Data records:
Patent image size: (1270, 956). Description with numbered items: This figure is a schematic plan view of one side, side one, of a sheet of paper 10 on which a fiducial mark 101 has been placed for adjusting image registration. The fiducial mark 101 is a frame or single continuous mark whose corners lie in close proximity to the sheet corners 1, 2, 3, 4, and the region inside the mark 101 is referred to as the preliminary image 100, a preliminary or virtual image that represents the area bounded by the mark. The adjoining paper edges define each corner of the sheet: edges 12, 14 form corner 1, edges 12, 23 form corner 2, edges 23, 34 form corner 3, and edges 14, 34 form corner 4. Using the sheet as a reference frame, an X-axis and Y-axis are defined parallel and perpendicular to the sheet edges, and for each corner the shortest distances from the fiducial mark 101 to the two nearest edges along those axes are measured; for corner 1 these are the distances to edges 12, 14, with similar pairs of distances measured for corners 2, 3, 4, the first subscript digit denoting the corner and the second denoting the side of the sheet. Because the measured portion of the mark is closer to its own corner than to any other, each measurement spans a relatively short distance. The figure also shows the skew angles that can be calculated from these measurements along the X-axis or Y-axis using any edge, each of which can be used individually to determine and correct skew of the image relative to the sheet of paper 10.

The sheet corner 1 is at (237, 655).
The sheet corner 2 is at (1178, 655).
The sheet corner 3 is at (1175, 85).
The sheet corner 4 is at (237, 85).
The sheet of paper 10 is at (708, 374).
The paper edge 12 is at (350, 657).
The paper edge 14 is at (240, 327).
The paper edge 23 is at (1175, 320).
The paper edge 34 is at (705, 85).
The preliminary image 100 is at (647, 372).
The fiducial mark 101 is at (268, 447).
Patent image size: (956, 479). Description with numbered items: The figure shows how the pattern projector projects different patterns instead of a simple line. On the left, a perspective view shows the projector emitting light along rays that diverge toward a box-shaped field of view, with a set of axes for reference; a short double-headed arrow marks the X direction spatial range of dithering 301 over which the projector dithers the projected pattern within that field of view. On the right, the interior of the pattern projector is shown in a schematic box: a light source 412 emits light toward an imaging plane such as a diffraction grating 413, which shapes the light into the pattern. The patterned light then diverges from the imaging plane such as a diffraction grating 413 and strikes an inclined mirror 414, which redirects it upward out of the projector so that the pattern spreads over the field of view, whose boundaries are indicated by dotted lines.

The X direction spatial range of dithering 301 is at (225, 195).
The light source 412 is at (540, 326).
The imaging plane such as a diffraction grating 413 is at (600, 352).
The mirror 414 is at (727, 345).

TASK TO COMPLETE: Change every occurrence of "Patent image size" in the records to "Drawing dimensions", leaving the rest of each line as it is.

ANSWER FOR THIS EXERCISE:
Drawing dimensions: (1270, 956). Description with numbered items: This figure is a schematic plan view of one side, side one, of a sheet of paper 10 on which a fiducial mark 101 has been placed for adjusting image registration. The fiducial mark 101 is a frame or single continuous mark whose corners lie in close proximity to the sheet corners 1, 2, 3, 4, and the region inside the mark 101 is referred to as the preliminary image 100, a preliminary or virtual image that represents the area bounded by the mark. The adjoining paper edges define each corner of the sheet: edges 12, 14 form corner 1, edges 12, 23 form corner 2, edges 23, 34 form corner 3, and edges 14, 34 form corner 4. Using the sheet as a reference frame, an X-axis and Y-axis are defined parallel and perpendicular to the sheet edges, and for each corner the shortest distances from the fiducial mark 101 to the two nearest edges along those axes are measured; for corner 1 these are the distances to edges 12, 14, with similar pairs of distances measured for corners 2, 3, 4, the first subscript digit denoting the corner and the second denoting the side of the sheet. Because the measured portion of the mark is closer to its own corner than to any other, each measurement spans a relatively short distance. The figure also shows the skew angles that can be calculated from these measurements along the X-axis or Y-axis using any edge, each of which can be used individually to determine and correct skew of the image relative to the sheet of paper 10.

The sheet corner 1 is at (237, 655).
The sheet corner 2 is at (1178, 655).
The sheet corner 3 is at (1175, 85).
The sheet corner 4 is at (237, 85).
The sheet of paper 10 is at (708, 374).
The paper edge 12 is at (350, 657).
The paper edge 14 is at (240, 327).
The paper edge 23 is at (1175, 320).
The paper edge 34 is at (705, 85).
The preliminary image 100 is at (647, 372).
The fiducial mark 101 is at (268, 447).
Drawing dimensions: (956, 479). Description with numbered items: The figure shows how the pattern projector projects different patterns instead of a simple line. On the left, a perspective view shows the projector emitting light along rays that diverge toward a box-shaped field of view, with a set of axes for reference; a short double-headed arrow marks the X direction spatial range of dithering 301 over which the projector dithers the projected pattern within that field of view. On the right, the interior of the pattern projector is shown in a schematic box: a light source 412 emits light toward an imaging plane such as a diffraction grating 413, which shapes the light into the pattern. The patterned light then diverges from the imaging plane such as a diffraction grating 413 and strikes an inclined mirror 414, which redirects it upward out of the projector so that the pattern spreads over the field of view, whose boundaries are indicated by dotted lines.

The X direction spatial range of dithering 301 is at (225, 195).
The light source 412 is at (540, 326).
The imaging plane such as a diffraction grating 413 is at (600, 352).
The mirror 414 is at (727, 345).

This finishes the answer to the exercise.